Your task is to return, word for word, only the lines from the line with "Convert this chart" through the close of the data. Exclude all pictures.

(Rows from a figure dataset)
<<<<

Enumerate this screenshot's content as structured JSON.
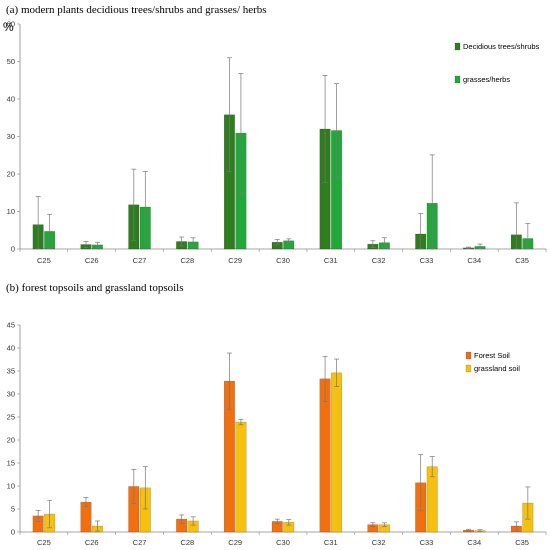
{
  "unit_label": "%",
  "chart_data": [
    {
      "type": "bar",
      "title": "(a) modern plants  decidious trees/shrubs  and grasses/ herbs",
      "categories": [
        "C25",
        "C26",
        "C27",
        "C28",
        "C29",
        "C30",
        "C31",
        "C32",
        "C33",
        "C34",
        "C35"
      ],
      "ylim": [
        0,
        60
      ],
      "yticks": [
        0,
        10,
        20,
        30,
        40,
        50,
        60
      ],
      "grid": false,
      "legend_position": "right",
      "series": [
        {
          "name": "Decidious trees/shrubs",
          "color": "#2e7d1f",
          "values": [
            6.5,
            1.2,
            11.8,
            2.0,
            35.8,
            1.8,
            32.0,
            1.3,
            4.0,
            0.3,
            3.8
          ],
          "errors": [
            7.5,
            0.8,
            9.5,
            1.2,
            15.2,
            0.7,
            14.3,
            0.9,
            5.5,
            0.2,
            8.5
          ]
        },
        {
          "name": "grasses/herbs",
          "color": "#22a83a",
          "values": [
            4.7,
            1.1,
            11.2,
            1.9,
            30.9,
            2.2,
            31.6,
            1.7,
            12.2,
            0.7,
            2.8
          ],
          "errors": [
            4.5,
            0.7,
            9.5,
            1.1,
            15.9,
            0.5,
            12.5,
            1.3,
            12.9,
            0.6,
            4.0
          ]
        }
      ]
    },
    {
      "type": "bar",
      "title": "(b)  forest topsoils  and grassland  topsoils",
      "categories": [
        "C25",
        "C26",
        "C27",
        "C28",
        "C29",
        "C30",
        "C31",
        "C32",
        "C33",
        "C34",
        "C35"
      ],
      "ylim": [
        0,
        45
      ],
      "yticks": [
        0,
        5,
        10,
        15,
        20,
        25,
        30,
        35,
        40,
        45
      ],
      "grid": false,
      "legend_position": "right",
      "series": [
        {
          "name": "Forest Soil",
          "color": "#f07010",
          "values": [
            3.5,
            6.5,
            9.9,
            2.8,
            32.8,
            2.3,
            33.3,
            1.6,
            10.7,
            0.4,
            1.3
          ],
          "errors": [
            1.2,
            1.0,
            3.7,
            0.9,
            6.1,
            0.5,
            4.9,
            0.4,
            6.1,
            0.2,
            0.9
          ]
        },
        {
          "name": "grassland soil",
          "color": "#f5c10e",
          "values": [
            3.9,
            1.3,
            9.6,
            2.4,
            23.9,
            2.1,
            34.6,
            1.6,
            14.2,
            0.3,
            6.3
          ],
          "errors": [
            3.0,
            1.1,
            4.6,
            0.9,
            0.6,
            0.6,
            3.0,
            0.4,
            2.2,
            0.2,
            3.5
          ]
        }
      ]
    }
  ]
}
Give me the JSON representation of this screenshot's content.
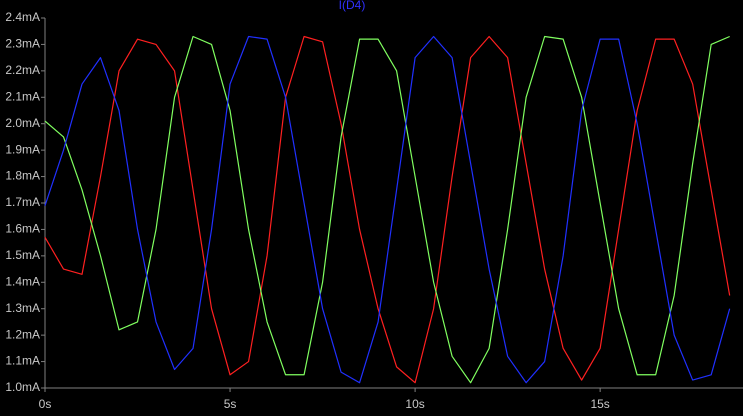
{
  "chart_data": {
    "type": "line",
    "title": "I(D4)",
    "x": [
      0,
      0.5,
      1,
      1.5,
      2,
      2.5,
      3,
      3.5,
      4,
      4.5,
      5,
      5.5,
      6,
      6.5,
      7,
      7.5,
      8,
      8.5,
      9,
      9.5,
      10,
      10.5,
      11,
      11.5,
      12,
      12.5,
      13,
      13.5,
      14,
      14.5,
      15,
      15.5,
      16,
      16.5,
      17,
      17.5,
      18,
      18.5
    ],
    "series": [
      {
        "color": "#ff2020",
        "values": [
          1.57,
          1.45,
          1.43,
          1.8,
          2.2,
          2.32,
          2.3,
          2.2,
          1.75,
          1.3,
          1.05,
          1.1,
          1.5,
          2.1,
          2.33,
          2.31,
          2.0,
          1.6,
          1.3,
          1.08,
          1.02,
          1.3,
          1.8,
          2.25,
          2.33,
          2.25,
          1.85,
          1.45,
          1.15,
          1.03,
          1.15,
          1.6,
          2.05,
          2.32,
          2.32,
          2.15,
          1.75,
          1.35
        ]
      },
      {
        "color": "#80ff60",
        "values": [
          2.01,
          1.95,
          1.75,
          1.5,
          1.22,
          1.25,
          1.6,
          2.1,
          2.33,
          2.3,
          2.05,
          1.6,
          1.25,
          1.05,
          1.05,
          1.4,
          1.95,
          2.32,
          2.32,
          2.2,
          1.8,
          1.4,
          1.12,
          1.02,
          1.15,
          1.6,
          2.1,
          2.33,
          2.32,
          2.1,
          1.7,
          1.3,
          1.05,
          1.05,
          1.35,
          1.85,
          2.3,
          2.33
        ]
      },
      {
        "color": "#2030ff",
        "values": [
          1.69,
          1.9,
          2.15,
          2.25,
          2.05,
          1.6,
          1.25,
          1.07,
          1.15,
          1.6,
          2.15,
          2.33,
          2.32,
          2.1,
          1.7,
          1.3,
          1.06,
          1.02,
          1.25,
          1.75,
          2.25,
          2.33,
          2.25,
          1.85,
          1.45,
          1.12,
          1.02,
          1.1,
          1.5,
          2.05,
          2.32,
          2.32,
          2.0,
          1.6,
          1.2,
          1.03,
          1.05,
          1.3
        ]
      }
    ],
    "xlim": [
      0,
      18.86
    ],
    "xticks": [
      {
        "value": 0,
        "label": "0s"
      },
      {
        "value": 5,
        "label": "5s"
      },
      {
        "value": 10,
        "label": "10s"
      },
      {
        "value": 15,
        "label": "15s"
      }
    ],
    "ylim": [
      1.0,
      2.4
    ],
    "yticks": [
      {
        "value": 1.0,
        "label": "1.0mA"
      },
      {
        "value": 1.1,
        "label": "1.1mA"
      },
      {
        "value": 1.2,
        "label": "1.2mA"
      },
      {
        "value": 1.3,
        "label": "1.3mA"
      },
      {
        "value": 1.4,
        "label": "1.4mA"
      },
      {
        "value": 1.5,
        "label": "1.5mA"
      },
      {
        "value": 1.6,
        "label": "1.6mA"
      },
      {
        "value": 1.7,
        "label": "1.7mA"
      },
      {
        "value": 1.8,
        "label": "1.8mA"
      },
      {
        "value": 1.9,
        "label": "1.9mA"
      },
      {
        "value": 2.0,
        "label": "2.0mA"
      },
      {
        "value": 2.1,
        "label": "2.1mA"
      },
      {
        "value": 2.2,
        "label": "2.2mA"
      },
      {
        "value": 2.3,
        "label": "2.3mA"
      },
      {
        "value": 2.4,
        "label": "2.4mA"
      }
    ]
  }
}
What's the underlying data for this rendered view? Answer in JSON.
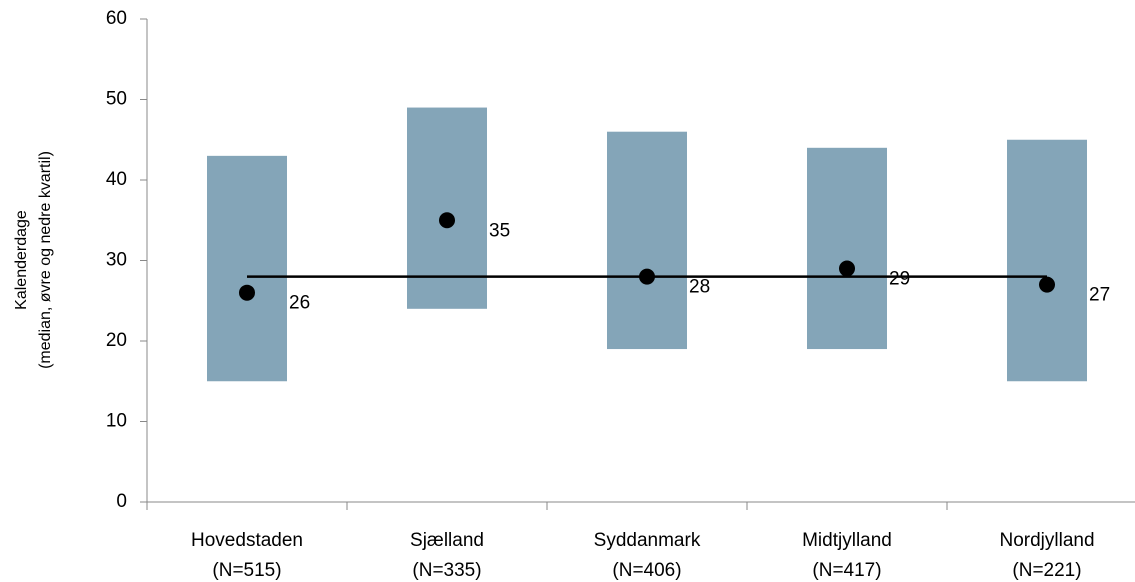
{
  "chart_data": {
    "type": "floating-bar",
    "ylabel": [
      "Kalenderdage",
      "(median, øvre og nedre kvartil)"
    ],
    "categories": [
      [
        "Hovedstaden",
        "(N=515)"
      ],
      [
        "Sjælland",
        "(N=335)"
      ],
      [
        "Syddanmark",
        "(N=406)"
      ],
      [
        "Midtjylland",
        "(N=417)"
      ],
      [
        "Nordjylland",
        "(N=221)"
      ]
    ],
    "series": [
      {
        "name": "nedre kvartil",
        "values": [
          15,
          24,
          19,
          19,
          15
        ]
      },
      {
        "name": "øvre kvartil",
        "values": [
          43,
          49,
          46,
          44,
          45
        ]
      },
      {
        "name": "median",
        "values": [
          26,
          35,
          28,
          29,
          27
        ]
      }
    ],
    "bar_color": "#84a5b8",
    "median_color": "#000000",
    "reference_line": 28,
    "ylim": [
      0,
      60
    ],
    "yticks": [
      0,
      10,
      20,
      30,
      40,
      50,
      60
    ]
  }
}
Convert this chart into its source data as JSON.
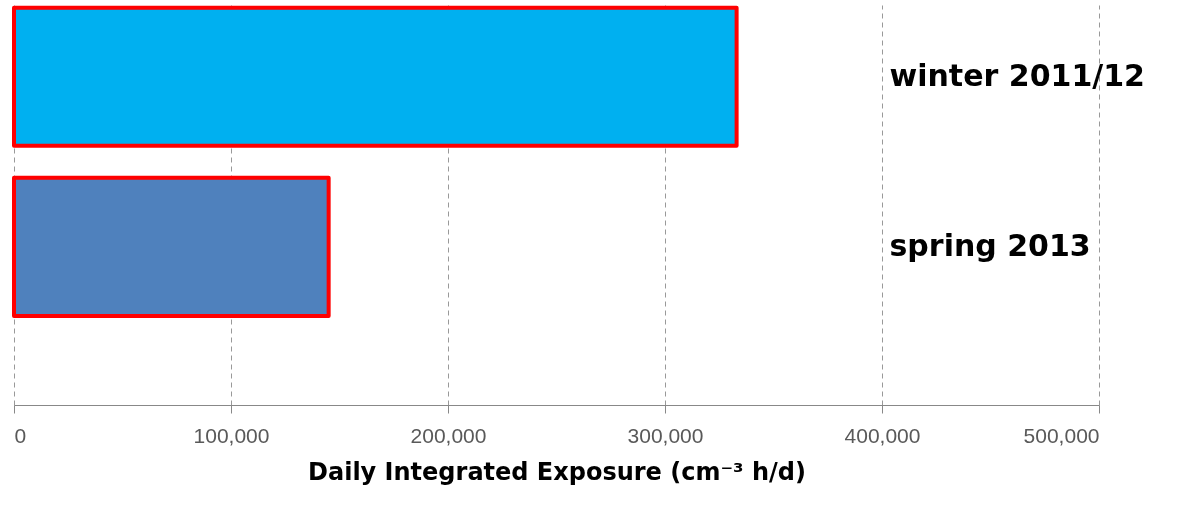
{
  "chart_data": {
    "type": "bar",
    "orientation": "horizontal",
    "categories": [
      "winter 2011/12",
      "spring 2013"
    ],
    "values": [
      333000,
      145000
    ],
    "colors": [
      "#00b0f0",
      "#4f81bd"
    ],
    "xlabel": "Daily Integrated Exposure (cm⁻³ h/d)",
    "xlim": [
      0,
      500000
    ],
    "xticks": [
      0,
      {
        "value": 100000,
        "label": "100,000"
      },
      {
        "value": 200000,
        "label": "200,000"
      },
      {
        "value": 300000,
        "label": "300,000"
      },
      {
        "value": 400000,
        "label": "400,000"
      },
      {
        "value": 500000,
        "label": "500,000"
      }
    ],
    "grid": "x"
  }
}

>>>>

TASK RESULT —
Convert this chart into its source data as JSON.
{
  "chart_data": {
    "type": "bar",
    "orientation": "horizontal",
    "categories": [
      "winter 2011/12",
      "spring 2013"
    ],
    "values": [
      333000,
      145000
    ],
    "colors": [
      "#00b0f0",
      "#4f81bd"
    ],
    "xlabel": "Daily Integrated Exposure (cm⁻³ h/d)",
    "xlim": [
      0,
      500000
    ],
    "xticks": [
      0,
      {
        "value": 100000,
        "label": "100,000"
      },
      {
        "value": 200000,
        "label": "200,000"
      },
      {
        "value": 300000,
        "label": "300,000"
      },
      {
        "value": 400000,
        "label": "400,000"
      },
      {
        "value": 500000,
        "label": "500,000"
      }
    ],
    "grid": "x"
  }
}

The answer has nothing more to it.